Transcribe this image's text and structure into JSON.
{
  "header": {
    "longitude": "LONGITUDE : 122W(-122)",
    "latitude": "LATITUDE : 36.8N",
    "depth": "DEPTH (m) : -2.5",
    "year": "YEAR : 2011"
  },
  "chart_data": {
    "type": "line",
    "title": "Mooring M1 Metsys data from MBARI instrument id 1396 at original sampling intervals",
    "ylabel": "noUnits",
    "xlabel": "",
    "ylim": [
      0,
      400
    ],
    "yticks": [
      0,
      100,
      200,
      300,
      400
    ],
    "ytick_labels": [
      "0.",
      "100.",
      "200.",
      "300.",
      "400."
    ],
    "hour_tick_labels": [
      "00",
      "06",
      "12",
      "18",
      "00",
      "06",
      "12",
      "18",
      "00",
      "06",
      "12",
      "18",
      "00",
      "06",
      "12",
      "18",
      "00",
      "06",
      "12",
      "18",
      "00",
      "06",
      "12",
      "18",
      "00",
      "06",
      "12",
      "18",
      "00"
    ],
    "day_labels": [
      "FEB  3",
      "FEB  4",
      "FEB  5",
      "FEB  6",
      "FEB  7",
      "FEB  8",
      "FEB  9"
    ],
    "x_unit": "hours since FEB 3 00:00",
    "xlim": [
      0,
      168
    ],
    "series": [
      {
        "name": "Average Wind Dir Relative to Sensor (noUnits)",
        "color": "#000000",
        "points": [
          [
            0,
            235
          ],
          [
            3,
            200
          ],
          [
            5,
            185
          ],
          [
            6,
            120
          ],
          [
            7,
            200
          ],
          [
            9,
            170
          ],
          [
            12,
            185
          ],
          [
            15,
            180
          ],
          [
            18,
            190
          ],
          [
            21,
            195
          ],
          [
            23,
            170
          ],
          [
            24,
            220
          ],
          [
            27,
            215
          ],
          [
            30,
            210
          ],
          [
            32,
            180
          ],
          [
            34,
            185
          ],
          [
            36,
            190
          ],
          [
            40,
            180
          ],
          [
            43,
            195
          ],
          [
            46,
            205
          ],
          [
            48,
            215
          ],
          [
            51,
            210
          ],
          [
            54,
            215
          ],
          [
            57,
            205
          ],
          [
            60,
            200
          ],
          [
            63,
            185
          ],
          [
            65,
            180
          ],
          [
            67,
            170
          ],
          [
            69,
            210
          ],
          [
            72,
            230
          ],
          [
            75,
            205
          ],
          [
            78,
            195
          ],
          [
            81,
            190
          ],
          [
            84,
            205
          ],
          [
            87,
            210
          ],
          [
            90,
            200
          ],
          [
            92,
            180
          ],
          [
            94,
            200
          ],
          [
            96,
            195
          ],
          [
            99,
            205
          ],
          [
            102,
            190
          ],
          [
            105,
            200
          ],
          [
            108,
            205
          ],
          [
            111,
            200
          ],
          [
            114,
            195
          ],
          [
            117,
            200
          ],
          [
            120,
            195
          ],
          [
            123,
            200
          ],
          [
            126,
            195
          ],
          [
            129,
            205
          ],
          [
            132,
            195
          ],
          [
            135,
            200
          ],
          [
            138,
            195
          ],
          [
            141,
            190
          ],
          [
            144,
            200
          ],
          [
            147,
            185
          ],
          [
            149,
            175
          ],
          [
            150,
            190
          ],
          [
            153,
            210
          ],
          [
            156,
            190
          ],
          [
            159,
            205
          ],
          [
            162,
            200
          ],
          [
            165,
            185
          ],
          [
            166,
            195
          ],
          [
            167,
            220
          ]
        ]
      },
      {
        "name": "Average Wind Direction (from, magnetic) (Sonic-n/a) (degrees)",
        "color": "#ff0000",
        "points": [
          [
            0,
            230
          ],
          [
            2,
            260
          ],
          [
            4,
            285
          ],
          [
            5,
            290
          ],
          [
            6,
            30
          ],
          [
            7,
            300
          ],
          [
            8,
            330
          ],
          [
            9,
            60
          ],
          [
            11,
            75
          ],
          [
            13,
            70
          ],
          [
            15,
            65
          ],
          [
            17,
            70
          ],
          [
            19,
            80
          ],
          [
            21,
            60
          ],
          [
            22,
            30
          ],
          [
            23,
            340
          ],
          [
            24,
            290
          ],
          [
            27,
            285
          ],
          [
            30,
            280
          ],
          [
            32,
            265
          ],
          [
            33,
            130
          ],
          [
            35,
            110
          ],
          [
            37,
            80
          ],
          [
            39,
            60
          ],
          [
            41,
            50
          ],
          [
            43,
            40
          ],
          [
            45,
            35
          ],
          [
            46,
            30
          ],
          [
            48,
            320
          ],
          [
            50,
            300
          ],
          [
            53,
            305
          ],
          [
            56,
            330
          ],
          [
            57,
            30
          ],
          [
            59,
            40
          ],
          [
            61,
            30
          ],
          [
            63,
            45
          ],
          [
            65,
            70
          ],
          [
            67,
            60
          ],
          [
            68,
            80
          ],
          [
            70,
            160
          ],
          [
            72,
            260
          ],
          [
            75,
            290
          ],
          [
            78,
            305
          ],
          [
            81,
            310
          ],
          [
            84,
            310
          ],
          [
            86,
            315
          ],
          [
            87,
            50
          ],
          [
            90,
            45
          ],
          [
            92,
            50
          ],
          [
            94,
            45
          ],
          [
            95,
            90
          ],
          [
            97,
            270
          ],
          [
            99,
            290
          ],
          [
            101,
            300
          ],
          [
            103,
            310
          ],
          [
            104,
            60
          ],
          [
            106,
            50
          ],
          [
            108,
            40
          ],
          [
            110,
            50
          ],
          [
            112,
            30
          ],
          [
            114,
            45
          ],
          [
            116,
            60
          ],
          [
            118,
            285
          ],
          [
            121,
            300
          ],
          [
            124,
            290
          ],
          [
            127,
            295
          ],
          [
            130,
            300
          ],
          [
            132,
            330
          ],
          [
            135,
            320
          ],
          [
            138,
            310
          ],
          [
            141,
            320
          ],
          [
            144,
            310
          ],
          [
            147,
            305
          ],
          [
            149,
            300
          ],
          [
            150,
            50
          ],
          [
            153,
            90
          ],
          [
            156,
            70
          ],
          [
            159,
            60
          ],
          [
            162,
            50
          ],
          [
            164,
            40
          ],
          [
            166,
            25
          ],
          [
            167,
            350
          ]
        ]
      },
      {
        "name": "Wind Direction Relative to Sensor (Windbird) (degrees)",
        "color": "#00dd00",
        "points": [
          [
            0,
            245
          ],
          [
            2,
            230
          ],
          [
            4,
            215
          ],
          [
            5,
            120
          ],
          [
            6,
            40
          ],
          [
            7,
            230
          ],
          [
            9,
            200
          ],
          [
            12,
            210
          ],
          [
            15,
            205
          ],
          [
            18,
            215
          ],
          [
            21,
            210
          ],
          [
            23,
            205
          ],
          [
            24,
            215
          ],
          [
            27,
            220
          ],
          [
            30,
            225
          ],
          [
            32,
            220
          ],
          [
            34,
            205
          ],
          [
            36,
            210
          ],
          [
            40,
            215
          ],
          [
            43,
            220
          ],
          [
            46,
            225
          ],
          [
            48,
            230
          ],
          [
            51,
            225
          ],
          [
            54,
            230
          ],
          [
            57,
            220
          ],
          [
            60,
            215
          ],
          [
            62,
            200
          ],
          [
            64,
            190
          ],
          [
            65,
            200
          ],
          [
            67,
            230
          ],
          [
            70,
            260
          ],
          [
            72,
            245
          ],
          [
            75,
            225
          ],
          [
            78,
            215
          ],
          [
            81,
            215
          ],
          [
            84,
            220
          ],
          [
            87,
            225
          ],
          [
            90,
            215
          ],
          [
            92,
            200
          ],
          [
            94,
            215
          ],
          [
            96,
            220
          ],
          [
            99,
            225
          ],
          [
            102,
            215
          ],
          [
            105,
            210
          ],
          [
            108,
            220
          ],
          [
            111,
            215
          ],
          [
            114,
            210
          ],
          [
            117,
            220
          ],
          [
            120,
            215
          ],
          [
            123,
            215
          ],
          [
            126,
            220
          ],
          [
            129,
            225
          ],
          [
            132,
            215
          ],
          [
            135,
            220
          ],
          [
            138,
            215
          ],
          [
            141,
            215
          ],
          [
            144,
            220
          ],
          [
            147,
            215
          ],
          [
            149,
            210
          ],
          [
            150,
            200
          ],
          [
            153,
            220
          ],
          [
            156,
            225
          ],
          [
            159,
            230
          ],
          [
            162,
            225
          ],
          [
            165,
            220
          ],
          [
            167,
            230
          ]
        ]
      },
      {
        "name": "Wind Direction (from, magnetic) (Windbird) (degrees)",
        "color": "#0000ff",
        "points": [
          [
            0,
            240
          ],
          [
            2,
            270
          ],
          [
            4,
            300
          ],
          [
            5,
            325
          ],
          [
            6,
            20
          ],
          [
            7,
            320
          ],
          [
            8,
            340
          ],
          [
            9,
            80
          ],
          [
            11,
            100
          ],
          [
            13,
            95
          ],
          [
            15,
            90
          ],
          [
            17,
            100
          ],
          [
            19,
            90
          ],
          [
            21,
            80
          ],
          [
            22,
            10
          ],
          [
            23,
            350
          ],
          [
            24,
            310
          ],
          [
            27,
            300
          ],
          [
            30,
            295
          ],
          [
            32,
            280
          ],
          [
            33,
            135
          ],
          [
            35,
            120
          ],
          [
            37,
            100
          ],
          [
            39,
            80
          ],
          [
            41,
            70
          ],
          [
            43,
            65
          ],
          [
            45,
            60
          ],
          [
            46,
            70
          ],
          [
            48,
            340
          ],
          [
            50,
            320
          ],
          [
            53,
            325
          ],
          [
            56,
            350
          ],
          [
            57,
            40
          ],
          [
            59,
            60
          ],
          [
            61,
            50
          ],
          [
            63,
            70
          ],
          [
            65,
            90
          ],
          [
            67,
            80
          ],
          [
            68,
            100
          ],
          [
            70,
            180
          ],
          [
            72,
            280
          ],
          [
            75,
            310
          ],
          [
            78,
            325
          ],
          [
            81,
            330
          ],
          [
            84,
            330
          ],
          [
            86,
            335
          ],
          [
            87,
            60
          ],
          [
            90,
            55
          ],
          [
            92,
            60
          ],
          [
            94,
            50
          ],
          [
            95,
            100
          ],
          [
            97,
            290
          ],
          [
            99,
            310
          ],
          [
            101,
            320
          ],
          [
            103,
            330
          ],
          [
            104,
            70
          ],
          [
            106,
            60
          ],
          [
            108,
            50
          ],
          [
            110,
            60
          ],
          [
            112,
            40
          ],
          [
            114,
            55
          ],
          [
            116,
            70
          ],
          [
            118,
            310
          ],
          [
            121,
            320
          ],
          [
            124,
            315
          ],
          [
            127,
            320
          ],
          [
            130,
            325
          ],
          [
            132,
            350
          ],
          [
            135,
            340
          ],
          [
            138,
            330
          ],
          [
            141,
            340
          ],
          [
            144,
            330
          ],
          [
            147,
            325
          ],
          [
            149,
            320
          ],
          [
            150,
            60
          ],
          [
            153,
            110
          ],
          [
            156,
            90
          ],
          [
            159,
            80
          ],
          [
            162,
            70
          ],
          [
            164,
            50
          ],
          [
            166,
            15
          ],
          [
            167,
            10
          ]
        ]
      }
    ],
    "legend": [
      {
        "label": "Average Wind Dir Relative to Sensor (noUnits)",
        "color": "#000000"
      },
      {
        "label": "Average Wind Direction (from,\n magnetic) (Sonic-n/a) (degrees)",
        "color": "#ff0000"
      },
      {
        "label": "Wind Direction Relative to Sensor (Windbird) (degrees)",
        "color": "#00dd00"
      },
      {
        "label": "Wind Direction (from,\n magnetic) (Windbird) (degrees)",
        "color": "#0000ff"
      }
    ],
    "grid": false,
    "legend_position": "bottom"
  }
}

+ + + + + + +

Report how many lines above hold the string "Direction", giving nothing but the number.

6